--- BEGIN Supplied material ---
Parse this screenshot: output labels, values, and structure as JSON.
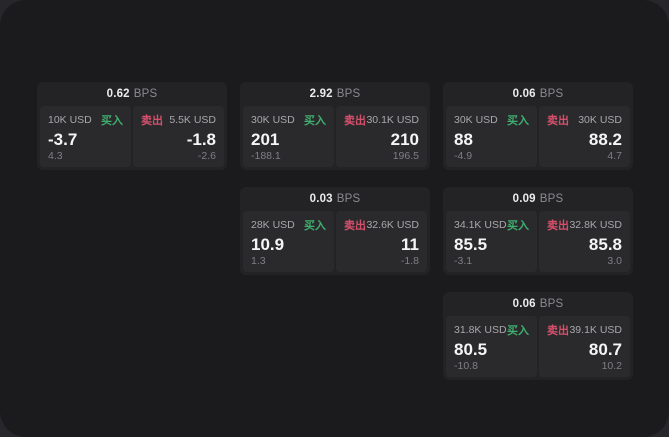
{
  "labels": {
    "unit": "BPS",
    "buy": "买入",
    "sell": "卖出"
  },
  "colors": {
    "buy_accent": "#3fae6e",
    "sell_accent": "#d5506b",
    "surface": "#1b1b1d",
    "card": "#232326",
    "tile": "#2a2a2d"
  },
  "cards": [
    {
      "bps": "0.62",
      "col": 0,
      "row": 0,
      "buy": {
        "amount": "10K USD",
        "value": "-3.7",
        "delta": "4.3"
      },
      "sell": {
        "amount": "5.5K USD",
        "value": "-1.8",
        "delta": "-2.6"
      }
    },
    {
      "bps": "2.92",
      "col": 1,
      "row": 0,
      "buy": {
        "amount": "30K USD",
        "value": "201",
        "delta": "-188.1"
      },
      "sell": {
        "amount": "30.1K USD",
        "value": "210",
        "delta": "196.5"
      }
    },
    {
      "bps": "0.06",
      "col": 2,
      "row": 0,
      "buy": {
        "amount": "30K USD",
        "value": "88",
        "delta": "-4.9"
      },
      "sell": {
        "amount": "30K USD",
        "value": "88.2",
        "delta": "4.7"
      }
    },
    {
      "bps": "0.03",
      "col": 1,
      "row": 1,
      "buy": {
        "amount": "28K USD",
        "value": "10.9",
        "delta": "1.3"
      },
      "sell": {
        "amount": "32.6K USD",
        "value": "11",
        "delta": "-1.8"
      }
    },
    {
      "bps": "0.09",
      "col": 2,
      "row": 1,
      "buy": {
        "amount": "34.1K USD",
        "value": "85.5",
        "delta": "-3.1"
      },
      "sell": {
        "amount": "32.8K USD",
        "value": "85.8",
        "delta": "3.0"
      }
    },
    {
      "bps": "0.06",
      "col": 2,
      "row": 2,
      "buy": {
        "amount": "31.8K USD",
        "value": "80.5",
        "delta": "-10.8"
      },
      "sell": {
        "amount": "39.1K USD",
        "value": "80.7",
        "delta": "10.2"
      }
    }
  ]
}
--- END Supplied material ---
Task instructions
Which lines contain the word "delta"? Return each of them.

Written solution
        "delta": "4.3"
        "delta": "-2.6"
        "delta": "-188.1"
        "delta": "196.5"
        "delta": "-4.9"
        "delta": "4.7"
        "delta": "1.3"
        "delta": "-1.8"
        "delta": "-3.1"
        "delta": "3.0"
        "delta": "-10.8"
        "delta": "10.2"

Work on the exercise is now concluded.